**The records:**

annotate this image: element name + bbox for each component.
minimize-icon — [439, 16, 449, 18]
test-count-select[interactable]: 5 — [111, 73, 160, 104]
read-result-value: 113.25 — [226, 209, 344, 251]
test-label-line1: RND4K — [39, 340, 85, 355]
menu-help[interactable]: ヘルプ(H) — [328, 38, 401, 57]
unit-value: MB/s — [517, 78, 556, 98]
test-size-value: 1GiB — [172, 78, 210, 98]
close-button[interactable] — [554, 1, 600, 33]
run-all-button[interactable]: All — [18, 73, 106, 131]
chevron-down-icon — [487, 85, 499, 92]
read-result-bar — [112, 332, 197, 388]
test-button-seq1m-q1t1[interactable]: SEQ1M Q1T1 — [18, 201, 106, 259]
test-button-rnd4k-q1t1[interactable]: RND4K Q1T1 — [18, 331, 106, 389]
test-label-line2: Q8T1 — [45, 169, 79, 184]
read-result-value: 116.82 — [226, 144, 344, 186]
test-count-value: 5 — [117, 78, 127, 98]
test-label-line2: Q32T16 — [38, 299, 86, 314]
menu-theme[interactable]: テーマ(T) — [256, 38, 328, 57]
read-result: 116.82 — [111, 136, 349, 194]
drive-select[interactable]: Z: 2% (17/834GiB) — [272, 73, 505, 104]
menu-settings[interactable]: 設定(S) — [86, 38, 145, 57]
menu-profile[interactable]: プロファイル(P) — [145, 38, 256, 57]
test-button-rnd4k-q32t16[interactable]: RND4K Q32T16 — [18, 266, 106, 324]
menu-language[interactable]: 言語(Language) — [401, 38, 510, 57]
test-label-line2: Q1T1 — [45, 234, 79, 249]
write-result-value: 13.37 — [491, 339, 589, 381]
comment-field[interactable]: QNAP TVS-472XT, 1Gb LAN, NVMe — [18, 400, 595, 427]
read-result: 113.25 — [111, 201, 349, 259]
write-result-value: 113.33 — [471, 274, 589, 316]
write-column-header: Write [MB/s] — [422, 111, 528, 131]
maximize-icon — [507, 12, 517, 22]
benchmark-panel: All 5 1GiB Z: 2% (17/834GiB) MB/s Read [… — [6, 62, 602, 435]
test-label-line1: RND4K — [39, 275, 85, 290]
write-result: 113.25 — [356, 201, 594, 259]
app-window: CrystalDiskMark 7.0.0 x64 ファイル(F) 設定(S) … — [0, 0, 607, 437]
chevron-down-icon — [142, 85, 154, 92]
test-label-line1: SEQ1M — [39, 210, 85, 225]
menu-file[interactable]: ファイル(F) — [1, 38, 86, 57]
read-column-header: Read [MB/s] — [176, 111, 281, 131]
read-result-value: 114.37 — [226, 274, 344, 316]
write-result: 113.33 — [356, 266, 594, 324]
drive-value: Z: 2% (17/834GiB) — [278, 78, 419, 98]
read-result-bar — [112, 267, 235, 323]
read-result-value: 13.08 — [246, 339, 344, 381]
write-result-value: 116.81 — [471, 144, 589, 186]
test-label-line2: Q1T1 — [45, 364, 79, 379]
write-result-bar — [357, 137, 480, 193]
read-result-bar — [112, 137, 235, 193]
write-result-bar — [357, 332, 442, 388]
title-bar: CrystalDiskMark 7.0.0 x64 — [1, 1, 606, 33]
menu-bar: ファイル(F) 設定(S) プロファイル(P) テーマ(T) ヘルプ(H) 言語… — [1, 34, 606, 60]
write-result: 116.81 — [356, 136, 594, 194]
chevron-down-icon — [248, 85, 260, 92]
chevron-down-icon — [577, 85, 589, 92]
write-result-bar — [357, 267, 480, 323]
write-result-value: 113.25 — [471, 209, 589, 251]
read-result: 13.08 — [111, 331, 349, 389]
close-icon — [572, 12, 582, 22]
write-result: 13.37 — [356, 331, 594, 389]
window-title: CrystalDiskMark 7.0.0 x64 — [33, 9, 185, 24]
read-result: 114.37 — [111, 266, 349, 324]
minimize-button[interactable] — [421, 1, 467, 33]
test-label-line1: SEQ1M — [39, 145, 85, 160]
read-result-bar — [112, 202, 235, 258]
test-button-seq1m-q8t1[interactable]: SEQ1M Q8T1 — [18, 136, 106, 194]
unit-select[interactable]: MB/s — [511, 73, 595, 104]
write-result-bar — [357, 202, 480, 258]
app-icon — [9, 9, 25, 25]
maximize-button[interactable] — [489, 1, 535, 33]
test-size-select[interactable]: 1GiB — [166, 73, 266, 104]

**What you are asked to do:** Extract every line of the listing above that contains the string "drive". The match is case-sensitive.

**The completed task:**
drive-select[interactable]: Z: 2% (17/834GiB) — [272, 73, 505, 104]
drive-value: Z: 2% (17/834GiB) — [278, 78, 419, 98]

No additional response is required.